(Records excerpted from a collection)
----
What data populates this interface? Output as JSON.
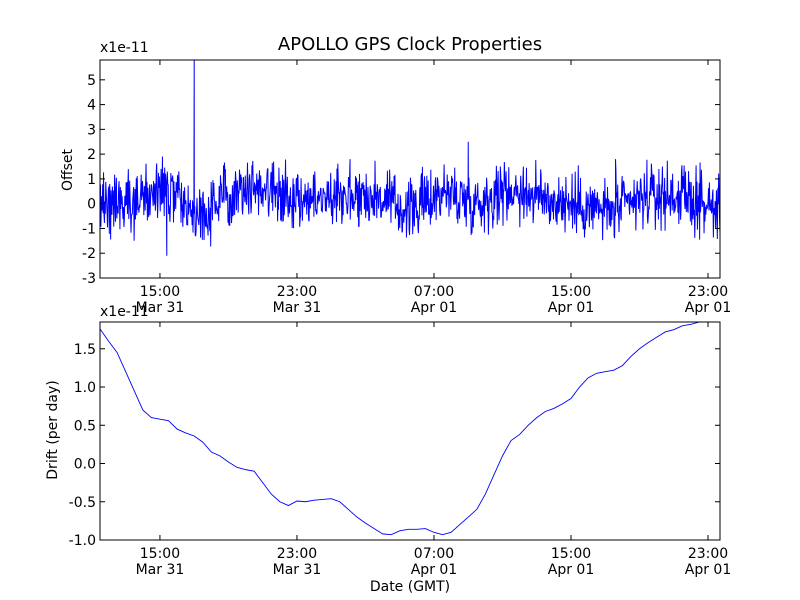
{
  "figure": {
    "title": "APOLLO GPS Clock Properties"
  },
  "colors": {
    "series": "#0000ff",
    "axis": "#000000",
    "background": "#ffffff"
  },
  "chart_data": [
    {
      "type": "line",
      "ylabel": "Offset",
      "xlabel": "",
      "scale_label": "x1e-11",
      "x_range": [
        "Mar 31 11:30",
        "Apr 01 23:40"
      ],
      "ylim": [
        -3,
        5.8
      ],
      "y_ticks": [
        "-3",
        "-2",
        "-1",
        "0",
        "1",
        "2",
        "3",
        "4",
        "5"
      ],
      "x_ticks": [
        {
          "time": "15:00",
          "date": "Mar 31"
        },
        {
          "time": "23:00",
          "date": "Mar 31"
        },
        {
          "time": "07:00",
          "date": "Apr 01"
        },
        {
          "time": "15:00",
          "date": "Apr 01"
        },
        {
          "time": "23:00",
          "date": "Apr 01"
        }
      ],
      "grid": false,
      "series": [
        {
          "noisy": true,
          "baseline_hours": [
            0,
            2,
            4,
            5,
            6,
            7,
            8,
            10,
            12,
            14,
            16,
            18,
            20,
            22,
            24,
            26,
            28,
            30,
            32,
            34,
            36.2
          ],
          "baseline_values": [
            0.0,
            0.2,
            0.5,
            -0.2,
            -0.5,
            0.1,
            0.7,
            0.6,
            0.1,
            0.4,
            0.3,
            -0.3,
            0.5,
            0.0,
            0.6,
            0.2,
            -0.1,
            -0.3,
            0.3,
            0.3,
            -0.3
          ],
          "spikes": [
            {
              "hour": 5.5,
              "value": 5.8
            },
            {
              "hour": 3.9,
              "value": -2.1
            },
            {
              "hour": 21.5,
              "value": 2.5
            },
            {
              "hour": 14.6,
              "value": 1.8
            },
            {
              "hour": 30.1,
              "value": 1.8
            }
          ]
        }
      ]
    },
    {
      "type": "line",
      "ylabel": "Drift (per day)",
      "xlabel": "Date (GMT)",
      "scale_label": "x1e-11",
      "x_range": [
        "Mar 31 11:30",
        "Apr 01 23:40"
      ],
      "ylim": [
        -1.0,
        1.85
      ],
      "y_ticks": [
        "-1.0",
        "-0.5",
        "0.0",
        "0.5",
        "1.0",
        "1.5"
      ],
      "x_ticks": [
        {
          "time": "15:00",
          "date": "Mar 31"
        },
        {
          "time": "23:00",
          "date": "Mar 31"
        },
        {
          "time": "07:00",
          "date": "Apr 01"
        },
        {
          "time": "15:00",
          "date": "Apr 01"
        },
        {
          "time": "23:00",
          "date": "Apr 01"
        }
      ],
      "grid": false,
      "series": [
        {
          "hours": [
            0,
            0.5,
            1,
            1.5,
            2,
            2.5,
            3,
            3.5,
            4,
            4.5,
            5,
            5.5,
            6,
            6.5,
            7,
            7.5,
            8,
            8.5,
            9,
            9.5,
            10,
            10.5,
            11,
            11.5,
            12,
            12.5,
            13,
            13.5,
            14,
            14.5,
            15,
            15.5,
            16,
            16.5,
            17,
            17.5,
            18,
            18.5,
            19,
            19.5,
            20,
            20.5,
            21,
            21.5,
            22,
            22.5,
            23,
            23.5,
            24,
            24.5,
            25,
            25.5,
            26,
            26.5,
            27,
            27.5,
            28,
            28.5,
            29,
            29.5,
            30,
            30.5,
            31,
            31.5,
            32,
            32.5,
            33,
            33.5,
            34,
            34.5,
            35,
            35.5,
            36,
            36.2
          ],
          "values": [
            1.76,
            1.6,
            1.45,
            1.2,
            0.95,
            0.7,
            0.6,
            0.58,
            0.56,
            0.45,
            0.4,
            0.36,
            0.28,
            0.15,
            0.1,
            0.02,
            -0.05,
            -0.08,
            -0.1,
            -0.25,
            -0.4,
            -0.5,
            -0.55,
            -0.49,
            -0.5,
            -0.48,
            -0.47,
            -0.46,
            -0.5,
            -0.6,
            -0.7,
            -0.78,
            -0.85,
            -0.92,
            -0.93,
            -0.88,
            -0.86,
            -0.86,
            -0.85,
            -0.9,
            -0.93,
            -0.9,
            -0.8,
            -0.7,
            -0.6,
            -0.4,
            -0.15,
            0.1,
            0.3,
            0.38,
            0.5,
            0.6,
            0.68,
            0.72,
            0.78,
            0.85,
            1.0,
            1.12,
            1.18,
            1.2,
            1.22,
            1.28,
            1.4,
            1.5,
            1.58,
            1.65,
            1.72,
            1.75,
            1.8,
            1.82,
            1.85,
            1.86,
            1.87,
            1.88
          ]
        }
      ]
    }
  ]
}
----
**TO DO**
Set the entries down again exactly. Do not include the images.

**TASK SOLUTION**
What data populates this interface? Output as JSON.
{
  "figure": {
    "title": "APOLLO GPS Clock Properties"
  },
  "colors": {
    "series": "#0000ff",
    "axis": "#000000",
    "background": "#ffffff"
  },
  "chart_data": [
    {
      "type": "line",
      "ylabel": "Offset",
      "xlabel": "",
      "scale_label": "x1e-11",
      "x_range": [
        "Mar 31 11:30",
        "Apr 01 23:40"
      ],
      "ylim": [
        -3,
        5.8
      ],
      "y_ticks": [
        "-3",
        "-2",
        "-1",
        "0",
        "1",
        "2",
        "3",
        "4",
        "5"
      ],
      "x_ticks": [
        {
          "time": "15:00",
          "date": "Mar 31"
        },
        {
          "time": "23:00",
          "date": "Mar 31"
        },
        {
          "time": "07:00",
          "date": "Apr 01"
        },
        {
          "time": "15:00",
          "date": "Apr 01"
        },
        {
          "time": "23:00",
          "date": "Apr 01"
        }
      ],
      "grid": false,
      "series": [
        {
          "noisy": true,
          "baseline_hours": [
            0,
            2,
            4,
            5,
            6,
            7,
            8,
            10,
            12,
            14,
            16,
            18,
            20,
            22,
            24,
            26,
            28,
            30,
            32,
            34,
            36.2
          ],
          "baseline_values": [
            0.0,
            0.2,
            0.5,
            -0.2,
            -0.5,
            0.1,
            0.7,
            0.6,
            0.1,
            0.4,
            0.3,
            -0.3,
            0.5,
            0.0,
            0.6,
            0.2,
            -0.1,
            -0.3,
            0.3,
            0.3,
            -0.3
          ],
          "spikes": [
            {
              "hour": 5.5,
              "value": 5.8
            },
            {
              "hour": 3.9,
              "value": -2.1
            },
            {
              "hour": 21.5,
              "value": 2.5
            },
            {
              "hour": 14.6,
              "value": 1.8
            },
            {
              "hour": 30.1,
              "value": 1.8
            }
          ]
        }
      ]
    },
    {
      "type": "line",
      "ylabel": "Drift (per day)",
      "xlabel": "Date (GMT)",
      "scale_label": "x1e-11",
      "x_range": [
        "Mar 31 11:30",
        "Apr 01 23:40"
      ],
      "ylim": [
        -1.0,
        1.85
      ],
      "y_ticks": [
        "-1.0",
        "-0.5",
        "0.0",
        "0.5",
        "1.0",
        "1.5"
      ],
      "x_ticks": [
        {
          "time": "15:00",
          "date": "Mar 31"
        },
        {
          "time": "23:00",
          "date": "Mar 31"
        },
        {
          "time": "07:00",
          "date": "Apr 01"
        },
        {
          "time": "15:00",
          "date": "Apr 01"
        },
        {
          "time": "23:00",
          "date": "Apr 01"
        }
      ],
      "grid": false,
      "series": [
        {
          "hours": [
            0,
            0.5,
            1,
            1.5,
            2,
            2.5,
            3,
            3.5,
            4,
            4.5,
            5,
            5.5,
            6,
            6.5,
            7,
            7.5,
            8,
            8.5,
            9,
            9.5,
            10,
            10.5,
            11,
            11.5,
            12,
            12.5,
            13,
            13.5,
            14,
            14.5,
            15,
            15.5,
            16,
            16.5,
            17,
            17.5,
            18,
            18.5,
            19,
            19.5,
            20,
            20.5,
            21,
            21.5,
            22,
            22.5,
            23,
            23.5,
            24,
            24.5,
            25,
            25.5,
            26,
            26.5,
            27,
            27.5,
            28,
            28.5,
            29,
            29.5,
            30,
            30.5,
            31,
            31.5,
            32,
            32.5,
            33,
            33.5,
            34,
            34.5,
            35,
            35.5,
            36,
            36.2
          ],
          "values": [
            1.76,
            1.6,
            1.45,
            1.2,
            0.95,
            0.7,
            0.6,
            0.58,
            0.56,
            0.45,
            0.4,
            0.36,
            0.28,
            0.15,
            0.1,
            0.02,
            -0.05,
            -0.08,
            -0.1,
            -0.25,
            -0.4,
            -0.5,
            -0.55,
            -0.49,
            -0.5,
            -0.48,
            -0.47,
            -0.46,
            -0.5,
            -0.6,
            -0.7,
            -0.78,
            -0.85,
            -0.92,
            -0.93,
            -0.88,
            -0.86,
            -0.86,
            -0.85,
            -0.9,
            -0.93,
            -0.9,
            -0.8,
            -0.7,
            -0.6,
            -0.4,
            -0.15,
            0.1,
            0.3,
            0.38,
            0.5,
            0.6,
            0.68,
            0.72,
            0.78,
            0.85,
            1.0,
            1.12,
            1.18,
            1.2,
            1.22,
            1.28,
            1.4,
            1.5,
            1.58,
            1.65,
            1.72,
            1.75,
            1.8,
            1.82,
            1.85,
            1.86,
            1.87,
            1.88
          ]
        }
      ]
    }
  ]
}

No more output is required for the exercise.